■ Objective: Find the lines holding the string "Photometric" in the data, then copy all of them.

## Start

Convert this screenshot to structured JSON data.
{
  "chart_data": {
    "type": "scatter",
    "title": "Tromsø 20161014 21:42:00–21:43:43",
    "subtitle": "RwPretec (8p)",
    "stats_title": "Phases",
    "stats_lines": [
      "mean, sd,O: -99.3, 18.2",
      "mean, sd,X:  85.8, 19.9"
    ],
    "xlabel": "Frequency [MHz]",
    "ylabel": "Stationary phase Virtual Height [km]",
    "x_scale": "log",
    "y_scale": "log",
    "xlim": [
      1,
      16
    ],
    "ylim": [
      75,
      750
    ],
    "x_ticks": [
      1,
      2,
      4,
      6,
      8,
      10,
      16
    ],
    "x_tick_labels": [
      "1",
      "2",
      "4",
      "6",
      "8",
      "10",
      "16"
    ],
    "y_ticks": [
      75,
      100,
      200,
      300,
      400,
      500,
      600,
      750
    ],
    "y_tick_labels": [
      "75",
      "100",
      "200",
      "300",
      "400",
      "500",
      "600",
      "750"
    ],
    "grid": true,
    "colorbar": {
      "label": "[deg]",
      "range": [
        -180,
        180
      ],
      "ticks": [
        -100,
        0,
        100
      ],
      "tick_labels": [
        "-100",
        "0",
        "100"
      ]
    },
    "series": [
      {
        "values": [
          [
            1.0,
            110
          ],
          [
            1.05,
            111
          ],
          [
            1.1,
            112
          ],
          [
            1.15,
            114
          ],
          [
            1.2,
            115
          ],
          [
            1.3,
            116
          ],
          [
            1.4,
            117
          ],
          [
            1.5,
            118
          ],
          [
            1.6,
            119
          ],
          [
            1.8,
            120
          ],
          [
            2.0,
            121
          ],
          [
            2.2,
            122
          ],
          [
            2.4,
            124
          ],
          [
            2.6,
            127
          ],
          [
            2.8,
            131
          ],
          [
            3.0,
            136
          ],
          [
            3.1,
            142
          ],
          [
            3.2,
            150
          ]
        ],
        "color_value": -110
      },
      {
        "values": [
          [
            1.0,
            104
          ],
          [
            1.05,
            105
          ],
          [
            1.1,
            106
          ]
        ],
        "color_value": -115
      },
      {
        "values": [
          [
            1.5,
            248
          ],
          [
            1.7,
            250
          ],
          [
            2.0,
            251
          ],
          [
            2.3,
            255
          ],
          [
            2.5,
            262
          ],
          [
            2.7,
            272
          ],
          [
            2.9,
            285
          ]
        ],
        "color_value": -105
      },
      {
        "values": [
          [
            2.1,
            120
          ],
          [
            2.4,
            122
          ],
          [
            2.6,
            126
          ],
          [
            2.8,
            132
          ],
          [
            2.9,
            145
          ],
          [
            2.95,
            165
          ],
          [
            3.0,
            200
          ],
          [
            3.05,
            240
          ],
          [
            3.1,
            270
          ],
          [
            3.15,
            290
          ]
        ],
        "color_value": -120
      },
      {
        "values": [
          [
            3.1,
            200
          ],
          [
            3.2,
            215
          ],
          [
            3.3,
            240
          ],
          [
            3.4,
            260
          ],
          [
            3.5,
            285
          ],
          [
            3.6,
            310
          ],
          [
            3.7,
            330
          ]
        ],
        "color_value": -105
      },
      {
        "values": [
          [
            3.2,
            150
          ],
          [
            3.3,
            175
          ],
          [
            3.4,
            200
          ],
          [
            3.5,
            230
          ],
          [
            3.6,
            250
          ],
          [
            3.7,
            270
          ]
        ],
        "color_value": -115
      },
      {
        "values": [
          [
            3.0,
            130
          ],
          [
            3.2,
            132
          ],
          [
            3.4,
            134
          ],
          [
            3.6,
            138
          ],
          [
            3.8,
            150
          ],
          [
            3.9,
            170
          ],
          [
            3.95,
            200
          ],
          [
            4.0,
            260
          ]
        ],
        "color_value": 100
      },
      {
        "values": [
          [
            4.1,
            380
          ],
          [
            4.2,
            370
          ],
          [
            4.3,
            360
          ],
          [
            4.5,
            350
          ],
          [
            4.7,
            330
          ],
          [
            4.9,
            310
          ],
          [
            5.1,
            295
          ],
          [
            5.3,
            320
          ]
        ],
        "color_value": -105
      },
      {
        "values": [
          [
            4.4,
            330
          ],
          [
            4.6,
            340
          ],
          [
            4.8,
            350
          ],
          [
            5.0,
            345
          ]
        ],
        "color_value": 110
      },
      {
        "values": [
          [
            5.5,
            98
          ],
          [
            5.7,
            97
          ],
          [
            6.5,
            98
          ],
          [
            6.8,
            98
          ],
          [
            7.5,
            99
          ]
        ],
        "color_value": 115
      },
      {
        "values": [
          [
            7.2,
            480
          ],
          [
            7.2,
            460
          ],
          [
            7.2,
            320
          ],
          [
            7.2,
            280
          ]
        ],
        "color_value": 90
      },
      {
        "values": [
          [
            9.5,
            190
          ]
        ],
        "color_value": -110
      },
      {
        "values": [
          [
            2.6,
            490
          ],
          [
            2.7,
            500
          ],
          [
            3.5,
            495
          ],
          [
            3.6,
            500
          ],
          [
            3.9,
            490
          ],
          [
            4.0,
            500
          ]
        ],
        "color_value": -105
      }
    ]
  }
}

## End
## Start

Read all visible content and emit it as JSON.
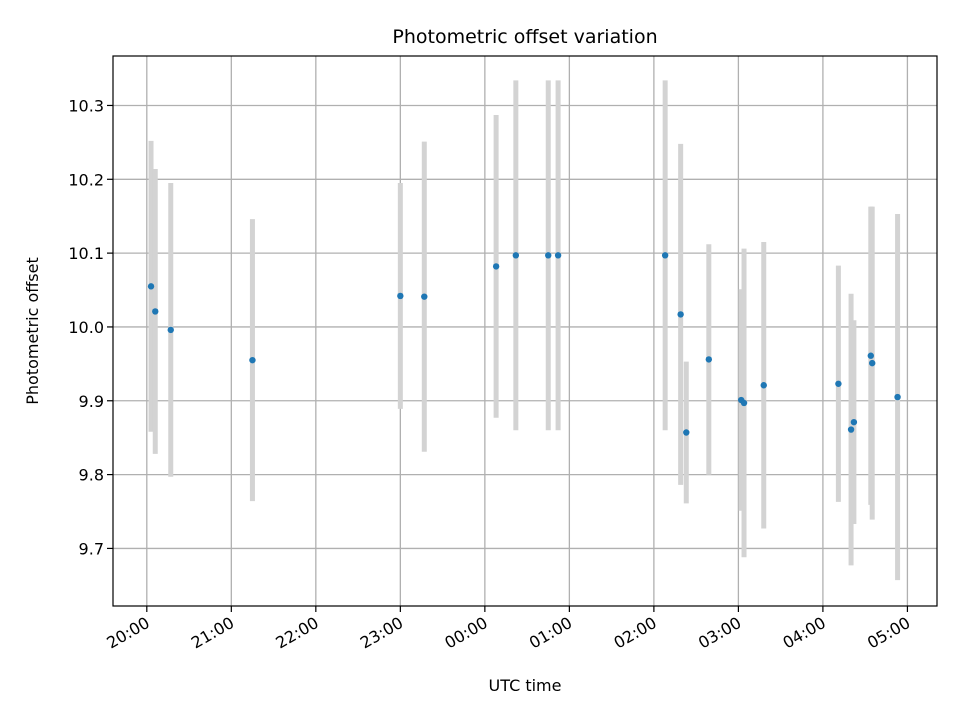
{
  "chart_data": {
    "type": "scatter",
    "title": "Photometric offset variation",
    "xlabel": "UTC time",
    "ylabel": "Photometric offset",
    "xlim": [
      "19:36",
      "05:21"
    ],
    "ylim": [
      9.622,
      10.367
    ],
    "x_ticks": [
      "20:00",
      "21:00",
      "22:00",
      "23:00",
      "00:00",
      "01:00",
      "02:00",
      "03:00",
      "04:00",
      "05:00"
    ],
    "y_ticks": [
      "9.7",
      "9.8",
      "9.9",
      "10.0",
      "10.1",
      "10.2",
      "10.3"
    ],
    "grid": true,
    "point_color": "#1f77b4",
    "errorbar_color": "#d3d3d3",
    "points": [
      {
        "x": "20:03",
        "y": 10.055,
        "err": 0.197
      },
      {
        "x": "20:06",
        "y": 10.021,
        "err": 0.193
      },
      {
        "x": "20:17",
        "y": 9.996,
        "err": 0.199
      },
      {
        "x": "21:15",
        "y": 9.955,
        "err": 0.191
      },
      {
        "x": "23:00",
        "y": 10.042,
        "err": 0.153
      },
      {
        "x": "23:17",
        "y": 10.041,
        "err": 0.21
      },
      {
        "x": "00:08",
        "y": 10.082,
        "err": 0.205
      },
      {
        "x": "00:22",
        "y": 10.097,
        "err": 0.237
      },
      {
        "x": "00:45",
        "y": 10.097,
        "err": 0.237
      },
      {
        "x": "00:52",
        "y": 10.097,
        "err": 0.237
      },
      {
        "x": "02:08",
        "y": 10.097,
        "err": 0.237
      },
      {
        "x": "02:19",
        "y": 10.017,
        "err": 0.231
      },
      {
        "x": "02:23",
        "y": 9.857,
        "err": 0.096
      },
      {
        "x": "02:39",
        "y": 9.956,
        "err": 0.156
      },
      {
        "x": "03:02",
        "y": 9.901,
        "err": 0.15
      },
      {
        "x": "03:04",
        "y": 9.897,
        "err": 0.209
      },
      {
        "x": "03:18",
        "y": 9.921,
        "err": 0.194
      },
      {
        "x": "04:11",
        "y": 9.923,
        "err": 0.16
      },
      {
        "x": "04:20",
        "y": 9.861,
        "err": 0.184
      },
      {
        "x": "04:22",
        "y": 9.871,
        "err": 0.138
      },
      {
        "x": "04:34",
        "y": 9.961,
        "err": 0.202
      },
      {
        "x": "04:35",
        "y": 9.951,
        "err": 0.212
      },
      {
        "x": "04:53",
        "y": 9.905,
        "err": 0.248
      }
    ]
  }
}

## End
## Start

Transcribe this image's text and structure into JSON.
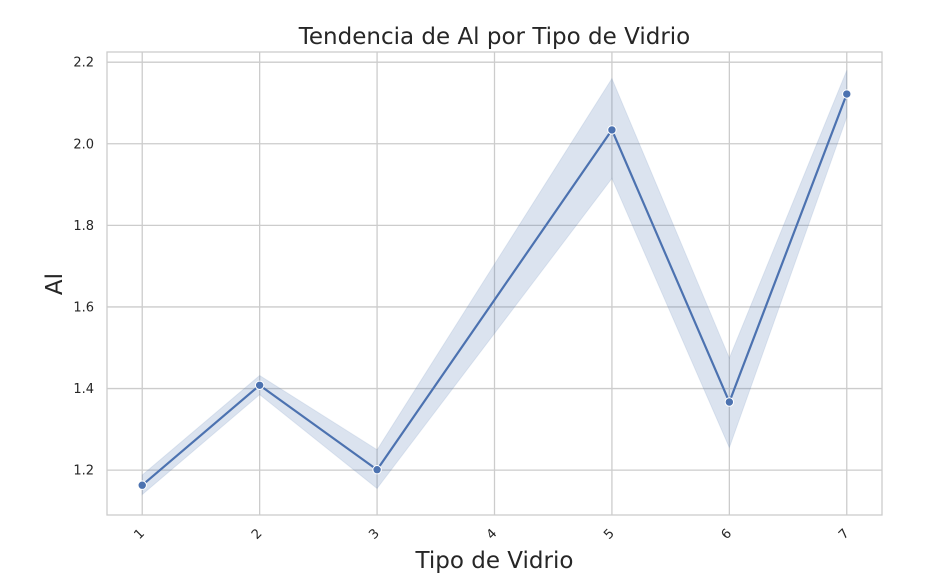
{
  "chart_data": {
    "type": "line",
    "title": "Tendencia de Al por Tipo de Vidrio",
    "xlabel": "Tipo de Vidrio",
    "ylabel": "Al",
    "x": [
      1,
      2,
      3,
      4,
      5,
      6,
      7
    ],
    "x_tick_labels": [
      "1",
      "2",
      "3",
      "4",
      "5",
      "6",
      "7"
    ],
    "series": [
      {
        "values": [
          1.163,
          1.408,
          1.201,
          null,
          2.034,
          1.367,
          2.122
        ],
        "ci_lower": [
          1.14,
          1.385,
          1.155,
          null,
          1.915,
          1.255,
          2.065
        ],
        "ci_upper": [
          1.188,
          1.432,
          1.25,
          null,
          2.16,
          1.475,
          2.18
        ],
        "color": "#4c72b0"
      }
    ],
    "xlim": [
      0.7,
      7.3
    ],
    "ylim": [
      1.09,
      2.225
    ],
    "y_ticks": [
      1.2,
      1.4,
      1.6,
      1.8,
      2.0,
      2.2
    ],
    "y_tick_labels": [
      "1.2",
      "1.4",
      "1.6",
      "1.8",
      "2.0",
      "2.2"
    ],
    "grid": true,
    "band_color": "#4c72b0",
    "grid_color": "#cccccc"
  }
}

## End

■ Answer in full:
    "title": "Photometric offset variation",
    "ylabel": "Photometric offset",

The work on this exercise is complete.